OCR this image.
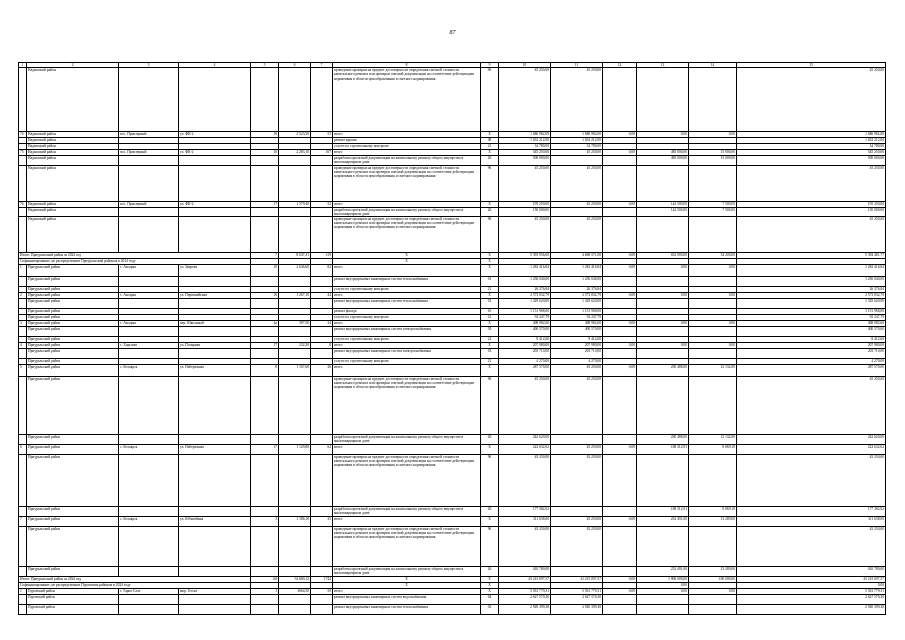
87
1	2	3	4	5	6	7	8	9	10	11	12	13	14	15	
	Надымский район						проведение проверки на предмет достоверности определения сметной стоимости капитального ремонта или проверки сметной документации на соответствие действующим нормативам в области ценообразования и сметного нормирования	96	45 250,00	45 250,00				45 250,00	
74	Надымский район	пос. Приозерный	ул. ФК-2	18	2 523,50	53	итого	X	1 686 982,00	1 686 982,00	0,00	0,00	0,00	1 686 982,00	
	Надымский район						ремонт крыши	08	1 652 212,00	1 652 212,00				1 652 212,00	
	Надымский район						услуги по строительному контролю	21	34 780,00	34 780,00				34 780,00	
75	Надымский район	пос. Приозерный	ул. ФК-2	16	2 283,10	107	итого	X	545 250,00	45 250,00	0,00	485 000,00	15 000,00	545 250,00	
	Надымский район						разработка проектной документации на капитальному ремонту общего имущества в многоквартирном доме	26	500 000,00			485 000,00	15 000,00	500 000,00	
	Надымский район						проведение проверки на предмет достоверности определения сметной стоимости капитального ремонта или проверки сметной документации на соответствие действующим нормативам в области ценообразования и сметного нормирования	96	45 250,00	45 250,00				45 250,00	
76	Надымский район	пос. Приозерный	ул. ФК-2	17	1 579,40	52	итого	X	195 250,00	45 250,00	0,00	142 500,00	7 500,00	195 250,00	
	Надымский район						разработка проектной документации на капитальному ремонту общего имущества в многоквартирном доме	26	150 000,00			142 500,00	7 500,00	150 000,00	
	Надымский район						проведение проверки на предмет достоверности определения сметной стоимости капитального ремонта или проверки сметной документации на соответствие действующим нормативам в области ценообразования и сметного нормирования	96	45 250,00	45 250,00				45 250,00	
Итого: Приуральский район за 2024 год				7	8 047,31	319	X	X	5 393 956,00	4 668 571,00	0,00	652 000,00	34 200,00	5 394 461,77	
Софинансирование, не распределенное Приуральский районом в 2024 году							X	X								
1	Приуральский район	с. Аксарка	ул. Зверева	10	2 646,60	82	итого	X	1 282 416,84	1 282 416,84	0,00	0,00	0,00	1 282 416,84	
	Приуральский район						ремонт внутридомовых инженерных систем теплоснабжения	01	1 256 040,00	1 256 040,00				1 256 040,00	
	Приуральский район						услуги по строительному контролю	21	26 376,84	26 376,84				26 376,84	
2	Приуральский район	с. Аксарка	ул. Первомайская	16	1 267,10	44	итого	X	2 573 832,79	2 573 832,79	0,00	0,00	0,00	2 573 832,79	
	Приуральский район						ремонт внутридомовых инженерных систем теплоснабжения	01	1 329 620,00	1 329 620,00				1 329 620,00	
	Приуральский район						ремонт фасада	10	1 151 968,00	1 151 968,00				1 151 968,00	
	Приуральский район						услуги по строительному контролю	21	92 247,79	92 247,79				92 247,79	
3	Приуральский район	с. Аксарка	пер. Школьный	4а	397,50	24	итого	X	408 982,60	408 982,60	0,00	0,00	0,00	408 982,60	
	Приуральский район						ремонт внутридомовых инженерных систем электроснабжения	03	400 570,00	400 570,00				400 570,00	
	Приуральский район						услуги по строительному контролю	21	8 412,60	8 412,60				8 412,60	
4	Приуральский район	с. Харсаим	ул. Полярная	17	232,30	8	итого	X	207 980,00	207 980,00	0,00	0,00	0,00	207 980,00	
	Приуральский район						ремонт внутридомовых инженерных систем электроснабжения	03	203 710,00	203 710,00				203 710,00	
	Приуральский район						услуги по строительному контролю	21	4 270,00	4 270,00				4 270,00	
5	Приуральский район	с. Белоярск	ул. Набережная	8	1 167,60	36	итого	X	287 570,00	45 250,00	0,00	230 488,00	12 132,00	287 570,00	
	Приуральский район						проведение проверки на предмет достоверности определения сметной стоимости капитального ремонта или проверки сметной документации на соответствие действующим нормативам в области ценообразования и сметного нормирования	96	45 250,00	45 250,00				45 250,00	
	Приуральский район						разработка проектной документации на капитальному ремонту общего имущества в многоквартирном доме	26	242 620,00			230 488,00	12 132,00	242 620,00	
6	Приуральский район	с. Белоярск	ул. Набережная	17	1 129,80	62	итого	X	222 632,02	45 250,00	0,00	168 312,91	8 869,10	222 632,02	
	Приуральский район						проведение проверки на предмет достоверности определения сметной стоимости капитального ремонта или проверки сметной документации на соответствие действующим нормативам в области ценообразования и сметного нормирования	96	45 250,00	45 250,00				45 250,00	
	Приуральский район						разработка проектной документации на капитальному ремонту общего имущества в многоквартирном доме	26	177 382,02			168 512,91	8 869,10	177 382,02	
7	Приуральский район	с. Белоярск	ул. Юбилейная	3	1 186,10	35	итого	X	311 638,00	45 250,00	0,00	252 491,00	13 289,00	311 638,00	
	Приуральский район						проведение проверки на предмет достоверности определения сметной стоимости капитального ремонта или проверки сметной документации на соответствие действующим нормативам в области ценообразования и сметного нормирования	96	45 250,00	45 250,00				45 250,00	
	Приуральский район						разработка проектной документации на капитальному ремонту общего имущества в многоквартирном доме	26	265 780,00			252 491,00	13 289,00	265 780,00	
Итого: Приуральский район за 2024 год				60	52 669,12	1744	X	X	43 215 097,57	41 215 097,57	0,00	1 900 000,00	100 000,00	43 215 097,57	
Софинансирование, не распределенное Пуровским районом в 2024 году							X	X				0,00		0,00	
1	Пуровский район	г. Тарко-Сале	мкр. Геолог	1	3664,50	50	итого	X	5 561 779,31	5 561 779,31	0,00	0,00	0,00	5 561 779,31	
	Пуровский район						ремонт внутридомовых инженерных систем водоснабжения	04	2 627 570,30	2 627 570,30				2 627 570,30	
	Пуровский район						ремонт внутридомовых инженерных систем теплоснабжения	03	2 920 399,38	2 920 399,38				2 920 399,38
○ ○ ○ ○ ○
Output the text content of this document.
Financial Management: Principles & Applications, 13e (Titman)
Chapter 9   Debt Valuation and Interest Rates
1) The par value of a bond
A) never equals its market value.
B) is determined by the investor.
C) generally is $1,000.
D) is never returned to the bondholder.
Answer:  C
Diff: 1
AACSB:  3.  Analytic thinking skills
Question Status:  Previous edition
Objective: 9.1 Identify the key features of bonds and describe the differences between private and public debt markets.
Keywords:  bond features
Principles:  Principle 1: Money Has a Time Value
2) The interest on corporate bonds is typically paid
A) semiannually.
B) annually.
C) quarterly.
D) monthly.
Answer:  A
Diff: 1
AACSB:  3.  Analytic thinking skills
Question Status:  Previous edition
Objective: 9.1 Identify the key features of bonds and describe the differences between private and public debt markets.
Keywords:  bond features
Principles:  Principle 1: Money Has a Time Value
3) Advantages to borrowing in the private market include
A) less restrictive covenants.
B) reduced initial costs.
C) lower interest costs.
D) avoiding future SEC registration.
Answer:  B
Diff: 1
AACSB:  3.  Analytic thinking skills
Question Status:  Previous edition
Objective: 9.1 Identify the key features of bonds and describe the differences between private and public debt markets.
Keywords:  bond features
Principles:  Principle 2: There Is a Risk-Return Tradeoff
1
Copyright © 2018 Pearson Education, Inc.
○ ○ ○ ○ ○
**Exercise objective:** State only how many lines in the material include "Аксарка".

**Answer to this task:** 3